TEXTAUSZUG>

Netzwerk-Spielereien:

* Wireshark -> Hatte ich schon mal auf einem anderen Netbook, habe ich aber nie zum laufen gekriegt? Hat da jemand erfahrungen?

* Kismet -> Wie kann man damit vernünftig WarDriven (Dass er alle APs in einer Liste behält, und nicht anfängt die alten zu löschen.)

* aircrack-ng -> Bei mir hat dan wicd nicht mehr funktiniert!?

* nmap

Ich habe einen externen DVD-Brenner und da ist NeroLinux 4 oben, das liegt aber nur in rpm/deb Paketen vor. Gibt es eine Möglichkeit solche Pakete zu installieren?

Ich hab ehrlich gesagt nicht daran gedacht, dass eine Abhängigkeit Plattenplatz verbraucht, obwohl das bei meiner stolzen 160 GB Platte (trotz 10,2") nicht so gravierend sein dürfte.

BEREITGESTELLTE DATENSÄTZE>

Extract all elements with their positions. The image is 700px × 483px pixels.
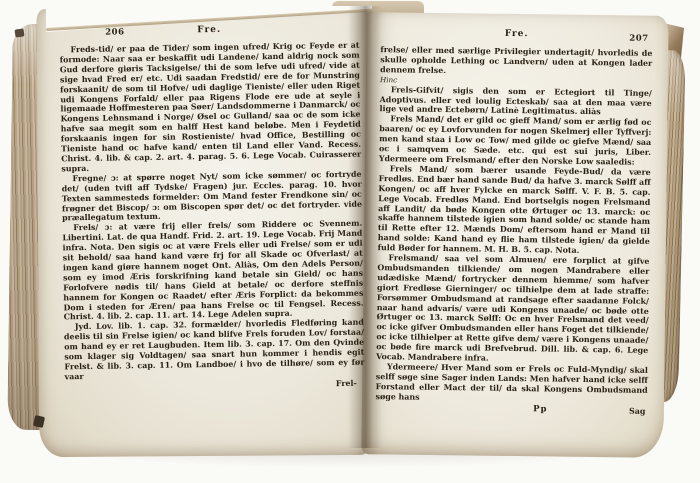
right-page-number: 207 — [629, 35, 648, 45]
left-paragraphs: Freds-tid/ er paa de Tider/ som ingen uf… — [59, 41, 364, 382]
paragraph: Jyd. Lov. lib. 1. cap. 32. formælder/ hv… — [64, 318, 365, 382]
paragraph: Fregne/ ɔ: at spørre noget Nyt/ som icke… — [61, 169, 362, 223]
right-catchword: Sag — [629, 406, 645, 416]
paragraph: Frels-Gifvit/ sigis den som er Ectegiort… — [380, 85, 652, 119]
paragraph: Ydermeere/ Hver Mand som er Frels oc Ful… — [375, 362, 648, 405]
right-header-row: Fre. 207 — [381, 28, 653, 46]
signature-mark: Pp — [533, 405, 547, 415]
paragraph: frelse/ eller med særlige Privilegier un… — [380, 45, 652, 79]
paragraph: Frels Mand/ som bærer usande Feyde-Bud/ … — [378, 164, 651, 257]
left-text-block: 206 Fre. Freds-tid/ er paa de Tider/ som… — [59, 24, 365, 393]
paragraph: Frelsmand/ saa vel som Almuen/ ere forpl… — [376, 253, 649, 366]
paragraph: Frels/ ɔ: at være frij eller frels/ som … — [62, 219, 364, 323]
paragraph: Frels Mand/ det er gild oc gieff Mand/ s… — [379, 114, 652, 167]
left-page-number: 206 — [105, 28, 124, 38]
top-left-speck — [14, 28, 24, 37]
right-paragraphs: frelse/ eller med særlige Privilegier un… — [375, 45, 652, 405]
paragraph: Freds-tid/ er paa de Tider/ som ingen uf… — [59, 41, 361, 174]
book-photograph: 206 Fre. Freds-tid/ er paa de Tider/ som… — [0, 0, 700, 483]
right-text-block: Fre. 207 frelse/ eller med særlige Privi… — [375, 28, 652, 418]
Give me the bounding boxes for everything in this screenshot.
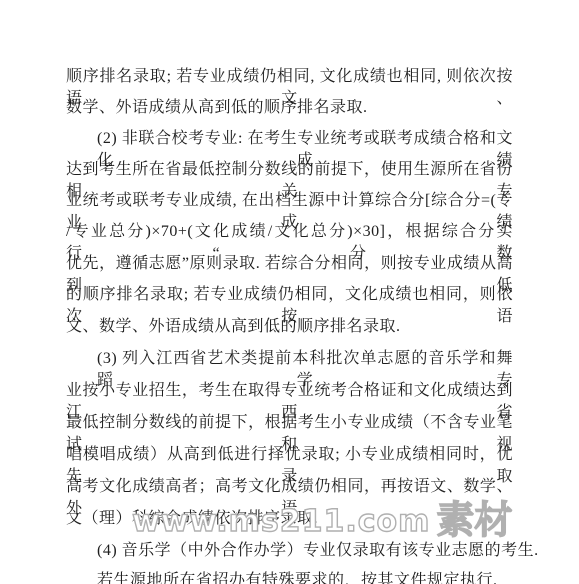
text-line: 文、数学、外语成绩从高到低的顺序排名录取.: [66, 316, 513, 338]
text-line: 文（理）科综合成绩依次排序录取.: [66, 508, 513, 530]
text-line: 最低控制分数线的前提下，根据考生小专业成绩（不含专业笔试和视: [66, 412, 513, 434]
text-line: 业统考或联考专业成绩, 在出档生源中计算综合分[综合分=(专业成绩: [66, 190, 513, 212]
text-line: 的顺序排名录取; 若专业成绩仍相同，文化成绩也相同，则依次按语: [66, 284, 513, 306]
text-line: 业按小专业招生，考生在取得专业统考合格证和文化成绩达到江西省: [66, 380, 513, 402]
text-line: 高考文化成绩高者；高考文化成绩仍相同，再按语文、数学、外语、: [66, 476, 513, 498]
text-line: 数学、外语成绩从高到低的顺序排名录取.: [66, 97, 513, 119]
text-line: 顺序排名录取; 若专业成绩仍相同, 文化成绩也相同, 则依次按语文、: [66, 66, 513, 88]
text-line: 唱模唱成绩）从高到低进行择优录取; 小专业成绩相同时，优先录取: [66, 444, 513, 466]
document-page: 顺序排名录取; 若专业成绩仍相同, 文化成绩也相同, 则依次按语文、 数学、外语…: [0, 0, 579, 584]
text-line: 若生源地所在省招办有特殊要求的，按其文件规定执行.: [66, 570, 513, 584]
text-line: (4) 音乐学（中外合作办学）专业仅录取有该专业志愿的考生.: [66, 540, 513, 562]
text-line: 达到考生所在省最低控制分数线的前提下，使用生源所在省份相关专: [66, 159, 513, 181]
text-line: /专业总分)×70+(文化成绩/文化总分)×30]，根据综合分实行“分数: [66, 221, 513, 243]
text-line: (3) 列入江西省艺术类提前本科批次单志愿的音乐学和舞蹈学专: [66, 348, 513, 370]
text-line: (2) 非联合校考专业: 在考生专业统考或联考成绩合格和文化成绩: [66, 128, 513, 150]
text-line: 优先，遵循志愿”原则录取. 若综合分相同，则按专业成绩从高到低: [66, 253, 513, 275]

* * *

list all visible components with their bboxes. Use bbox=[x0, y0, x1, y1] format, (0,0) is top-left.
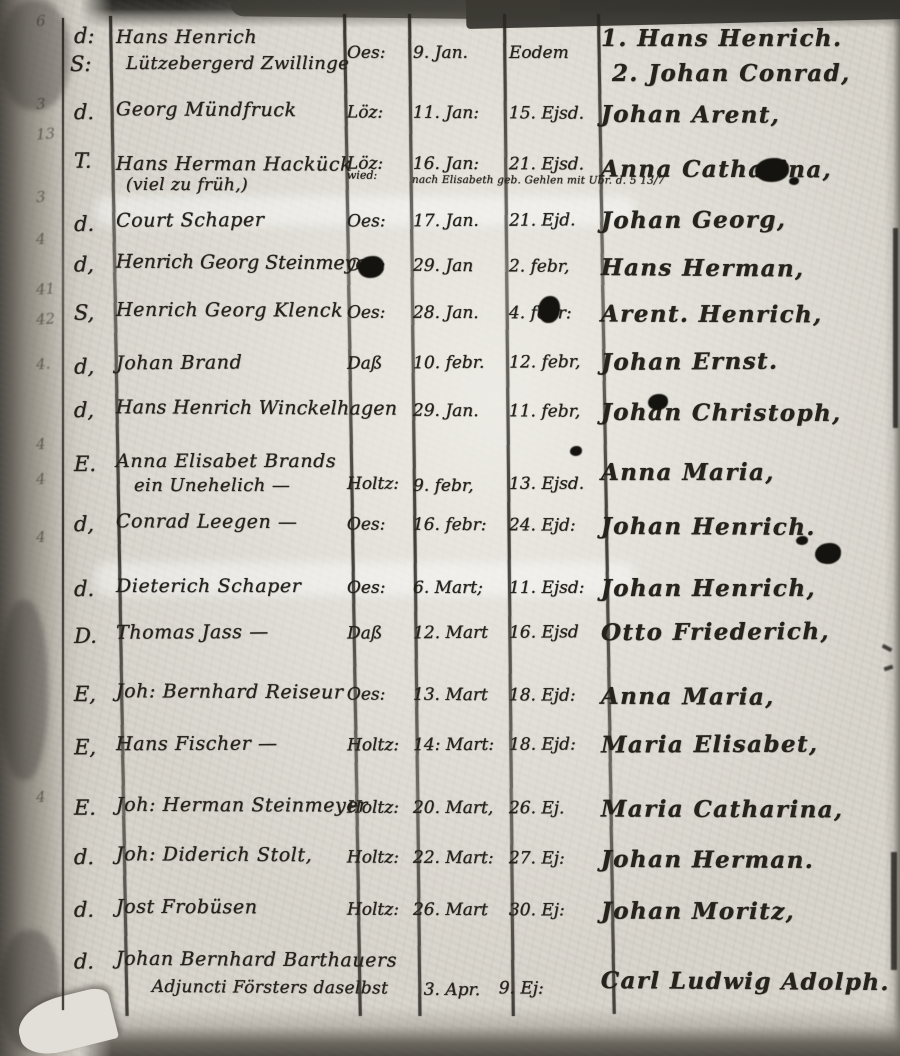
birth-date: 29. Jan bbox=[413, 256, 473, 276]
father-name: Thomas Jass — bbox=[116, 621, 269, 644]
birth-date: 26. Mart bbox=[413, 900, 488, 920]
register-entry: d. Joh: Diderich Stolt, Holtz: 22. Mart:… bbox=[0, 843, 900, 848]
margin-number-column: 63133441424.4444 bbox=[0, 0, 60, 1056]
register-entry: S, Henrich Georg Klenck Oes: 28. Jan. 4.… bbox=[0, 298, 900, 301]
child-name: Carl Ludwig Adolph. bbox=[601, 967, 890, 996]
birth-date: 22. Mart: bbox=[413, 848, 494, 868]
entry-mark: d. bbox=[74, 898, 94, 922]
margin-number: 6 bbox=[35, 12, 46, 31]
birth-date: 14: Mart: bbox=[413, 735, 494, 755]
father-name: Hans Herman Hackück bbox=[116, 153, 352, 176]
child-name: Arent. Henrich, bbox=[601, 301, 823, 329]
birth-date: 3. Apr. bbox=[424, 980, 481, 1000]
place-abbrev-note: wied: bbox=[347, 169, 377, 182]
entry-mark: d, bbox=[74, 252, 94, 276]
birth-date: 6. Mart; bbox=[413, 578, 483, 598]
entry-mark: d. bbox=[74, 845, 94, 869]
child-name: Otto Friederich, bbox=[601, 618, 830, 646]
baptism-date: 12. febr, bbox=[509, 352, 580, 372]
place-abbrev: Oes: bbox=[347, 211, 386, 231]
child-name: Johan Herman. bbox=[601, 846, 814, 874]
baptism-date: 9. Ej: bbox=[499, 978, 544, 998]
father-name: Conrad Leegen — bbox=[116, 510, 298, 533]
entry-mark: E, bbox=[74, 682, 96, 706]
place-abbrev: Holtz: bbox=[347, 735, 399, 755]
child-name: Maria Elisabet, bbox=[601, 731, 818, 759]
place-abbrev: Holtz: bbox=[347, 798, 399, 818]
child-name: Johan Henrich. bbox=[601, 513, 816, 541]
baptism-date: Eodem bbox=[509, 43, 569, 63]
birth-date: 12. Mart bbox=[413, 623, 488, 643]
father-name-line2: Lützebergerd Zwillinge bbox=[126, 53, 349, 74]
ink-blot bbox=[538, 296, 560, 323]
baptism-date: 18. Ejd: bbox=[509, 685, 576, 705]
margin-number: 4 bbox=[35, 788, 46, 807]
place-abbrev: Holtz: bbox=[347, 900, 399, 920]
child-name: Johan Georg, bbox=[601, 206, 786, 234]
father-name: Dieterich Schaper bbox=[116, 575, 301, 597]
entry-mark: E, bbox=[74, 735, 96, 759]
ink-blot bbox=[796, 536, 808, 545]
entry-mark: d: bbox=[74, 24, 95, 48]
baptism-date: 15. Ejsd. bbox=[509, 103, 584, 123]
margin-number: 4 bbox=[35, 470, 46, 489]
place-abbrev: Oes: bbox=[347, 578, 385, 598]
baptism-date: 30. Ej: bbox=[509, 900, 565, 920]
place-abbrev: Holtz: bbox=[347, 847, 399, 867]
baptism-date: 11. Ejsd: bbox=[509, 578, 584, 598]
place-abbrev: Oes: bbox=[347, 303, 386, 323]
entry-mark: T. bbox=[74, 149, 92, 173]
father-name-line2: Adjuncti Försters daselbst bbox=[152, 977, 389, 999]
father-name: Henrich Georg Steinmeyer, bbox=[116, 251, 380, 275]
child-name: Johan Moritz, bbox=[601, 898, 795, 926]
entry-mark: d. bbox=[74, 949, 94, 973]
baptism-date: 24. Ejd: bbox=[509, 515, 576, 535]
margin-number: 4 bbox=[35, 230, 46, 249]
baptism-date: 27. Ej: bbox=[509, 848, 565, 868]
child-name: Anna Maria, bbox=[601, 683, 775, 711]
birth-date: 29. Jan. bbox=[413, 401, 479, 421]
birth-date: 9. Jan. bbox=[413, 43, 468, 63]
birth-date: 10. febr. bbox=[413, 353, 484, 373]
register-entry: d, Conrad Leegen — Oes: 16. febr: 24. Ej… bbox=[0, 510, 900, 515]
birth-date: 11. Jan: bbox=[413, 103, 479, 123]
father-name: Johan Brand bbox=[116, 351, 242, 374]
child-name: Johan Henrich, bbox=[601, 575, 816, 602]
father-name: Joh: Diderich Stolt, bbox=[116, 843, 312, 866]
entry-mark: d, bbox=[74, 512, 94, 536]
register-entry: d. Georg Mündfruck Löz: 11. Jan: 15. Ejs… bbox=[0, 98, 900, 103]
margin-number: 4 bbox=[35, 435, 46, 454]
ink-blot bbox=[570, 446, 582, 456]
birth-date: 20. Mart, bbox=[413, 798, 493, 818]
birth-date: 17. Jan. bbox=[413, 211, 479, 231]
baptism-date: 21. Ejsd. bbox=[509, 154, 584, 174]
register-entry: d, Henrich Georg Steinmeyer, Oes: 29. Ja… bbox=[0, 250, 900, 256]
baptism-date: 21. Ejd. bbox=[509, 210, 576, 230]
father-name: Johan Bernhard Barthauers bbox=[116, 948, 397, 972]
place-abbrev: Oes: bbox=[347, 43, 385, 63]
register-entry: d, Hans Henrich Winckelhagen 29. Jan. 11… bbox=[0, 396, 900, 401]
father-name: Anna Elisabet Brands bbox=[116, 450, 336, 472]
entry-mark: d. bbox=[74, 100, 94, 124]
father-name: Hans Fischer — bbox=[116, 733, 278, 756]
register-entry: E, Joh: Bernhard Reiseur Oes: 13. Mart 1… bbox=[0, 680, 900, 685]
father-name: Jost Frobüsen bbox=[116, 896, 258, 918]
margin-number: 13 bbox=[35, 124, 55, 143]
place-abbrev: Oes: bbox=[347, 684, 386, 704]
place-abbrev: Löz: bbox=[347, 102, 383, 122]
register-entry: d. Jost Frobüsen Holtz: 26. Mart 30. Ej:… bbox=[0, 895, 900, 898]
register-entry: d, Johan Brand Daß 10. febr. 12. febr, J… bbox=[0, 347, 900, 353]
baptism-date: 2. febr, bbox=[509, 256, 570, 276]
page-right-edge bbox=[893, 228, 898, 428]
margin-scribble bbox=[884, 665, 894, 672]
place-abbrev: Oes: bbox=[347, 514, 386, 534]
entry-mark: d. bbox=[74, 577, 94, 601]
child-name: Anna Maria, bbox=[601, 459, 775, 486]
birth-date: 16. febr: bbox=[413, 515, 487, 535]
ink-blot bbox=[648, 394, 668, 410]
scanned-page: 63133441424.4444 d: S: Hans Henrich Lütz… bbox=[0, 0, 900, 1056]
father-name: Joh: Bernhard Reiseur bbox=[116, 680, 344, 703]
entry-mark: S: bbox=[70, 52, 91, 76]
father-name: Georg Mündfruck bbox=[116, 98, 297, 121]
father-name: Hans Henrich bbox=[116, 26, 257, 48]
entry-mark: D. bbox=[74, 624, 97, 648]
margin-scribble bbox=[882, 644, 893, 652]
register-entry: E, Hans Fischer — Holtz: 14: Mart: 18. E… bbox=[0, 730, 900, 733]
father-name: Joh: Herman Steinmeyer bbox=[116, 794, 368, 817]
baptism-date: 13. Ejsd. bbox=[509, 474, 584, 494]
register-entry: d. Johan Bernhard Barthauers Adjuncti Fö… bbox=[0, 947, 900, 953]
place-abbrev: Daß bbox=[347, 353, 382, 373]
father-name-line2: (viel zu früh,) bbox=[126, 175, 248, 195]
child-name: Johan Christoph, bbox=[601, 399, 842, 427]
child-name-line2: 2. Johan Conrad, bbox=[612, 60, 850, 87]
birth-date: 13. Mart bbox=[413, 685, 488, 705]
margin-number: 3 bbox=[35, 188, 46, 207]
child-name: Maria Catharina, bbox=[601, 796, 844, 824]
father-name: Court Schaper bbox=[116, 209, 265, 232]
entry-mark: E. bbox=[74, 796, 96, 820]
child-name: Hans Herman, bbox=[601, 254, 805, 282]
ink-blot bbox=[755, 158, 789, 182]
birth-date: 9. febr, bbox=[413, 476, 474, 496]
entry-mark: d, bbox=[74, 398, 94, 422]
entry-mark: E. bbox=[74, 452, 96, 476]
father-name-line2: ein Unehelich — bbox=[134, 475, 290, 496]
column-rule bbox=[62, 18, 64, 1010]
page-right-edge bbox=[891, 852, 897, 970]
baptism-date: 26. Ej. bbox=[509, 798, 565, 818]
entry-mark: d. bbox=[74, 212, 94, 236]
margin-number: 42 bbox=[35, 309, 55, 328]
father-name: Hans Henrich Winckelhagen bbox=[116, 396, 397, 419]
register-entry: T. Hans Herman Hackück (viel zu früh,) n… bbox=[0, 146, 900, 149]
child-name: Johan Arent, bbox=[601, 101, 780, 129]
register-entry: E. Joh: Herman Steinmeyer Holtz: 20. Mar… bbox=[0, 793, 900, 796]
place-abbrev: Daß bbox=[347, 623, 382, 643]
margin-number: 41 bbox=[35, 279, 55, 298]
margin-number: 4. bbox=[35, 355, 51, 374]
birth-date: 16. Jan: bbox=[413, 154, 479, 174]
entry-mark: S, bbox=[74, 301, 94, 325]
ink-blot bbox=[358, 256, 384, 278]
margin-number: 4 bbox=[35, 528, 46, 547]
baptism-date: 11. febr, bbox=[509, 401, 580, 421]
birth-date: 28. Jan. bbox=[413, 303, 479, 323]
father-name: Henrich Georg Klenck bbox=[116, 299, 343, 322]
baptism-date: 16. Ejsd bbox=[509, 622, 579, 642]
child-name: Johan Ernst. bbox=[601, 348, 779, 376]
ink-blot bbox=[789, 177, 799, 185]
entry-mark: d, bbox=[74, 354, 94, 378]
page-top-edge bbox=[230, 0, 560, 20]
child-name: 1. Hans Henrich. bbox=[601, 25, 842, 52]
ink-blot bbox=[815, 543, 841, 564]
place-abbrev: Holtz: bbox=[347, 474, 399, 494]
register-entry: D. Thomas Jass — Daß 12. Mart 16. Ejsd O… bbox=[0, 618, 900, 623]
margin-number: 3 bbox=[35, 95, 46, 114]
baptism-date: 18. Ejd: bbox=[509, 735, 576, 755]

AUFGABEN>
- A) Entnimm dem Textauszug die Passage, die mit „Ich habe einen“ einsetzt und sich bis „gravierend sein dürfte.“ erstreckt, und gib sie wortgetreu wieder.
- B) Warum wird der Plattenplatz, den eine Abhängigkeit verbraucht, im Textauszug als nicht so gravierend eingeschätzt? Antworte in ein bis drei Sätzen.
- C) Beantworte diese Fragen zum Textauszug:
(i) Was hat nach aircrack-ng nicht mehr funktioniert?
(ii) Was soll Kismet beim WarDriving mit den gefundenen APs tun?
(iii) In welchen Paketformaten liegt NeroLinux 4 vor?
Die Datensätze stehen in keinem Zusammenhang mit dem Textauszug.

LÖSUNGEN>
- A)
Ich habe einen externen DVD-Brenner und da ist NeroLinux 4 oben, das liegt aber nur in rpm/deb Paketen vor. Gibt es eine Möglichkeit solche Pakete zu installieren?

Ich hab ehrlich gesagt nicht daran gedacht, dass eine Abhängigkeit Plattenplatz verbraucht, obwohl das bei meiner stolzen 160 GB Platte (trotz 10,2") nicht so gravierend sein dürfte.

- B) Die vorhandene Festplatte ist 160 GB groß. Deshalb dürfte der zusätzliche Platzbedarf einer Abhängigkeit kaum ins Gewicht fallen.

- C)
(i) wicd
(ii) Alle APs in einer Liste behalten und die alten nicht löschen.
(iii) rpm und deb